**What the task requires:** Scan the entries below and extract each line with the word "expresso" in it.

**Records for this exercise:**

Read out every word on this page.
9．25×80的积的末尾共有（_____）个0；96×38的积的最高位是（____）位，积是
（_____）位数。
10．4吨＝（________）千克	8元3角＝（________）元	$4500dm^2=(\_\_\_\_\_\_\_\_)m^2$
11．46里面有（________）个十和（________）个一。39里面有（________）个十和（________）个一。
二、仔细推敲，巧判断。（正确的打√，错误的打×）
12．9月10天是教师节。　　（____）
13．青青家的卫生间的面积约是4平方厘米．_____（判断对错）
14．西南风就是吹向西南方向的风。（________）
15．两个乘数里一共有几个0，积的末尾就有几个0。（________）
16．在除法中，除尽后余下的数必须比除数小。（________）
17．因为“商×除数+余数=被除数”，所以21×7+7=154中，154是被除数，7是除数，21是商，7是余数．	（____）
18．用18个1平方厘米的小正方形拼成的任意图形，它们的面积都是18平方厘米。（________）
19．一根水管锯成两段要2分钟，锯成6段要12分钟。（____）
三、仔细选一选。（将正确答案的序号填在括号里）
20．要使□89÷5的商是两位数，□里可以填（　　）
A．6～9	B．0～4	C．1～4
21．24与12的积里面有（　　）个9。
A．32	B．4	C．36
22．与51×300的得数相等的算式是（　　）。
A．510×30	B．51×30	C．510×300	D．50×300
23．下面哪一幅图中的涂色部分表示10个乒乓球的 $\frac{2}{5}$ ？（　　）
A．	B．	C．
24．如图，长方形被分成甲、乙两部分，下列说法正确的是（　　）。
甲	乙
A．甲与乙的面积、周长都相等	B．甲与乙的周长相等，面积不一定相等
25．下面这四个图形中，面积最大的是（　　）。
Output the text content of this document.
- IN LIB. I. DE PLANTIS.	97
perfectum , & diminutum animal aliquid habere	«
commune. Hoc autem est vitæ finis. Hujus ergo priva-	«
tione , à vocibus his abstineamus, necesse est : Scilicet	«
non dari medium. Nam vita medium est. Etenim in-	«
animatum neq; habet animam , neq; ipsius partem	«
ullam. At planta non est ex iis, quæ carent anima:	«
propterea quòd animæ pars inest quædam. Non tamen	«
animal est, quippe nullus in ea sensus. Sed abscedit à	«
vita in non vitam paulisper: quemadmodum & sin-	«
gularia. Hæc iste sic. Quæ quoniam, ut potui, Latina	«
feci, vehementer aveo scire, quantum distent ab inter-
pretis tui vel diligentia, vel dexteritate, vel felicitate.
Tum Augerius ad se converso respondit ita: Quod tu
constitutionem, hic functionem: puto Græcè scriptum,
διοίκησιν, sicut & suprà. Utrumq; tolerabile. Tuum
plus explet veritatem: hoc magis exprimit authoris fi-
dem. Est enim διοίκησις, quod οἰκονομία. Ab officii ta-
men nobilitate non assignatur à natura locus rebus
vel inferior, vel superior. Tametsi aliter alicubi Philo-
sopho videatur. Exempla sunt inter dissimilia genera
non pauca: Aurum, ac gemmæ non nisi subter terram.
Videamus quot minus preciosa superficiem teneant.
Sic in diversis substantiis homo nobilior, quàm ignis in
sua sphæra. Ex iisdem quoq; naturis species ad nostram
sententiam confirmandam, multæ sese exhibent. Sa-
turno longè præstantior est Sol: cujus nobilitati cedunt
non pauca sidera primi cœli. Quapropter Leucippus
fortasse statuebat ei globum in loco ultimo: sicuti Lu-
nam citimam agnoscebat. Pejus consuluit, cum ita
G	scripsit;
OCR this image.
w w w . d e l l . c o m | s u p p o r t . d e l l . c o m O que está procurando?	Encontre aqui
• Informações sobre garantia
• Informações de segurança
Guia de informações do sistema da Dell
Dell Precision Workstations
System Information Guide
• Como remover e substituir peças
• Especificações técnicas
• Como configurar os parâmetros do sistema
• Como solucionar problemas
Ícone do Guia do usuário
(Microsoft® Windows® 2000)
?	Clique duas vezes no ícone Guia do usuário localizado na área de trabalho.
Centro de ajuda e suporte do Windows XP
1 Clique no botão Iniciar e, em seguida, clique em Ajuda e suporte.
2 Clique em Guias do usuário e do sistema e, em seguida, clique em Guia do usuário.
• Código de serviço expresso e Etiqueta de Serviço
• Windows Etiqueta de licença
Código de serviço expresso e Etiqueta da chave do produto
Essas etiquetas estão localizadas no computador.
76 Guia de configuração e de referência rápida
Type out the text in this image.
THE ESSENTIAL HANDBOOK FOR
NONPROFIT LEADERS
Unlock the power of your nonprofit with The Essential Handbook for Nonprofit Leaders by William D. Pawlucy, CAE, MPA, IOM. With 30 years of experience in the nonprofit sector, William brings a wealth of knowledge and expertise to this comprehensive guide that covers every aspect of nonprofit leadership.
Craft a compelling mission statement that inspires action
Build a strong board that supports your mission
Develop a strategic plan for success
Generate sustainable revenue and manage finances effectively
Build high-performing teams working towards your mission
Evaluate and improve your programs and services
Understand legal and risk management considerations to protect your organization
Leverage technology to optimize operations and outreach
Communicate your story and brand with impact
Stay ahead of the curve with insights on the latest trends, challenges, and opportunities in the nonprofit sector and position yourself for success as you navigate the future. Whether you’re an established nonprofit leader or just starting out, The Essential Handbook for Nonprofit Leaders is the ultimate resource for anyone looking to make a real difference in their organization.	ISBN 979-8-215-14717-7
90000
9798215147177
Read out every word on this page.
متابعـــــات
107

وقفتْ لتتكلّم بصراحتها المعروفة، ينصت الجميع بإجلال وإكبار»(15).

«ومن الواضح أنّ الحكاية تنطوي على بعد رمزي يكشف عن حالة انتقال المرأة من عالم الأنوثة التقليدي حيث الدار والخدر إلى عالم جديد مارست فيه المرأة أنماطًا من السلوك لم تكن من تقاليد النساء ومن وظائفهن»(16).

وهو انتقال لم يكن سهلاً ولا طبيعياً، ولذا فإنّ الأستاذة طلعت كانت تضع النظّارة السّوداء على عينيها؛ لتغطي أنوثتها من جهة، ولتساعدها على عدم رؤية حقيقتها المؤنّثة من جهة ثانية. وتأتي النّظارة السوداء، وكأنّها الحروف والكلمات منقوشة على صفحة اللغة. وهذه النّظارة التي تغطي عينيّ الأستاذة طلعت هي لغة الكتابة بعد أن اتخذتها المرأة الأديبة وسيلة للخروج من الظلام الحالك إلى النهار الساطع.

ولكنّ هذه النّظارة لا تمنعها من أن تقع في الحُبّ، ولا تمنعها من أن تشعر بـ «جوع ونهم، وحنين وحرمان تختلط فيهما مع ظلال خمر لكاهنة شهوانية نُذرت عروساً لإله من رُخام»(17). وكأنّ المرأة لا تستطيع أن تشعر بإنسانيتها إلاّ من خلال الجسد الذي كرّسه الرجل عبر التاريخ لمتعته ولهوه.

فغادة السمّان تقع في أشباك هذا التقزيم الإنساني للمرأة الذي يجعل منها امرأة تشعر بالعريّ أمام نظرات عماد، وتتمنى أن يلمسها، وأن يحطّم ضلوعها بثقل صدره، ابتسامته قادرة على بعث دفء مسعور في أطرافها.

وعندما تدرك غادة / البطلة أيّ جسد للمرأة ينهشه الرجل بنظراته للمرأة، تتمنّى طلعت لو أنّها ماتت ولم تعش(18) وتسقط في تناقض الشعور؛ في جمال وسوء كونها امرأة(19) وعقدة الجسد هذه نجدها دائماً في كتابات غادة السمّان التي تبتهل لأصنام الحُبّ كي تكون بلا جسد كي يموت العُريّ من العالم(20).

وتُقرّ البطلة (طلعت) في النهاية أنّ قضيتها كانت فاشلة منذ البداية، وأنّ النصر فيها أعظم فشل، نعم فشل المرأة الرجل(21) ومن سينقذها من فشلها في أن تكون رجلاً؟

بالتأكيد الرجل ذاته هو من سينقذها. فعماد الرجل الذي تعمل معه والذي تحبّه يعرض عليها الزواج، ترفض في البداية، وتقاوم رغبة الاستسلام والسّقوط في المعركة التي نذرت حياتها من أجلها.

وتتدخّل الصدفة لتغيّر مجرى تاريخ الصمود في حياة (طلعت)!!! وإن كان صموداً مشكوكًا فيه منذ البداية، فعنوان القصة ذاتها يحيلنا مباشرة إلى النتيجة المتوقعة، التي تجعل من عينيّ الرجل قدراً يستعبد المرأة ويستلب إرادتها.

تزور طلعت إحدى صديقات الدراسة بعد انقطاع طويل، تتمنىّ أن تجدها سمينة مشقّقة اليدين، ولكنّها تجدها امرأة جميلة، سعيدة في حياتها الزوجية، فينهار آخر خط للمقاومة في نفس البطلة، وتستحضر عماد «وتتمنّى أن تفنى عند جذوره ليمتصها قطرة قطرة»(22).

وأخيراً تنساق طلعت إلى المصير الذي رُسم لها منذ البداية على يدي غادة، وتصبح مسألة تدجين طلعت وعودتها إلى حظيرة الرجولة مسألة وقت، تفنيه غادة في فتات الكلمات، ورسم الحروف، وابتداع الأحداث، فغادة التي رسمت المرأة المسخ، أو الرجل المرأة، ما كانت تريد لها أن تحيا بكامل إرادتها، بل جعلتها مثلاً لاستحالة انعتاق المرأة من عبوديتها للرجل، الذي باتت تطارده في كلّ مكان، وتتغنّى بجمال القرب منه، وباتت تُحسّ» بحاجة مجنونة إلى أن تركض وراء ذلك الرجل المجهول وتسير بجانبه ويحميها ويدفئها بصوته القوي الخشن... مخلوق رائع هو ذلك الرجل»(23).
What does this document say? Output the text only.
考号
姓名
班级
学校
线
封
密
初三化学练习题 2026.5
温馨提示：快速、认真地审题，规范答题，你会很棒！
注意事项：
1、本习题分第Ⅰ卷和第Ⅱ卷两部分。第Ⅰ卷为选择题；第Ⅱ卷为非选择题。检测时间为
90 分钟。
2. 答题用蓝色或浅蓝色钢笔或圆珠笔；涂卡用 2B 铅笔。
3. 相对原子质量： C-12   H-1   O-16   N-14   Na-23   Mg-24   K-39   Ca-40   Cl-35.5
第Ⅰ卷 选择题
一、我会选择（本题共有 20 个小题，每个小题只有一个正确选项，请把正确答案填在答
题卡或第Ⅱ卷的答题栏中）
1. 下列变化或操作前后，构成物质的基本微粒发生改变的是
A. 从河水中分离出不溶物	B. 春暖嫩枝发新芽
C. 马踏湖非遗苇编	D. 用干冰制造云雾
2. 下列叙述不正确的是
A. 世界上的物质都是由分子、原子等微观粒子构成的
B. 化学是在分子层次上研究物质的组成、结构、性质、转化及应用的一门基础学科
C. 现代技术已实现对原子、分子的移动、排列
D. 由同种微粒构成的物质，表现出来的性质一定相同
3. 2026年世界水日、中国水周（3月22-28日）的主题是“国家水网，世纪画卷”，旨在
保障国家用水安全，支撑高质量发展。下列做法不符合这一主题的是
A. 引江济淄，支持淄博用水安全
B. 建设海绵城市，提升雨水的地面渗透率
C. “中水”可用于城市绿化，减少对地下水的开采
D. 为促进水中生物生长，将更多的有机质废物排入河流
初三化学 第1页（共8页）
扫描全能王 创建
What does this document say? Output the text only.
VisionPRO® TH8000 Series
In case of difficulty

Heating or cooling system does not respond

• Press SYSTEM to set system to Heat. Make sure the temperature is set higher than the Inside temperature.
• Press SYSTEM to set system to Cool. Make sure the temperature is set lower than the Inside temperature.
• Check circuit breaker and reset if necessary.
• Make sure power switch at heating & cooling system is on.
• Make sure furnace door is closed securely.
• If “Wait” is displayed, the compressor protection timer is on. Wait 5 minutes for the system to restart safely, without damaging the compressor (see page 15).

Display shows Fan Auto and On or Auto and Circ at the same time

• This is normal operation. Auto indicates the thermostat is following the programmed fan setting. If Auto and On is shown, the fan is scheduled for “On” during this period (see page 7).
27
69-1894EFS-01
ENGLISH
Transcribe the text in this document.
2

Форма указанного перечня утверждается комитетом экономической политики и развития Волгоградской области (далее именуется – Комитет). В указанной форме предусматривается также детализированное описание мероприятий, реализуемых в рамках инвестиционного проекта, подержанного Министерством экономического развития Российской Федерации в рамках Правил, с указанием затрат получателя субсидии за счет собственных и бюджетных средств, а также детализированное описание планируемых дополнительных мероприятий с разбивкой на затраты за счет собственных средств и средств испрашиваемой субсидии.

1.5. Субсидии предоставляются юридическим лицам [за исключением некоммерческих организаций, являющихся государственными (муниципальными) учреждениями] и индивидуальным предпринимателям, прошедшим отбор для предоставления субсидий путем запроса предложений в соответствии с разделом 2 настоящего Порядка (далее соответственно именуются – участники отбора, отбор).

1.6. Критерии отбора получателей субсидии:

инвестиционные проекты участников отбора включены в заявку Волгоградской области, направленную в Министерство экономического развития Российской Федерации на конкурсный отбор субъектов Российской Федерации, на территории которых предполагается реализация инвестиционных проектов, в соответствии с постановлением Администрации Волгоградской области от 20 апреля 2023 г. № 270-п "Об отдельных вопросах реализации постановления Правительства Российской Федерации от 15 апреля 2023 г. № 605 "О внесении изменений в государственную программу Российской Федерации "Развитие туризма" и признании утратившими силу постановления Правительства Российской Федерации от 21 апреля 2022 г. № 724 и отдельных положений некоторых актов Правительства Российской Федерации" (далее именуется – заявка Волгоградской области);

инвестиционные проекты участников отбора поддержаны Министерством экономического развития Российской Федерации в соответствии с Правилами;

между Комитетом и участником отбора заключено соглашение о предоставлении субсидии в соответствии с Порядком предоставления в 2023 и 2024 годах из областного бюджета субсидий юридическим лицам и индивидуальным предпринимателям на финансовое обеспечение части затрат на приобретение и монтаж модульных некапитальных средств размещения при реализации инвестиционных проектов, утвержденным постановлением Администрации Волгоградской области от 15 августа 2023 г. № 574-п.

**Reply to the task:**
• Código de serviço expresso e Etiqueta de Serviço
Código de serviço expresso e Etiqueta da chave do produto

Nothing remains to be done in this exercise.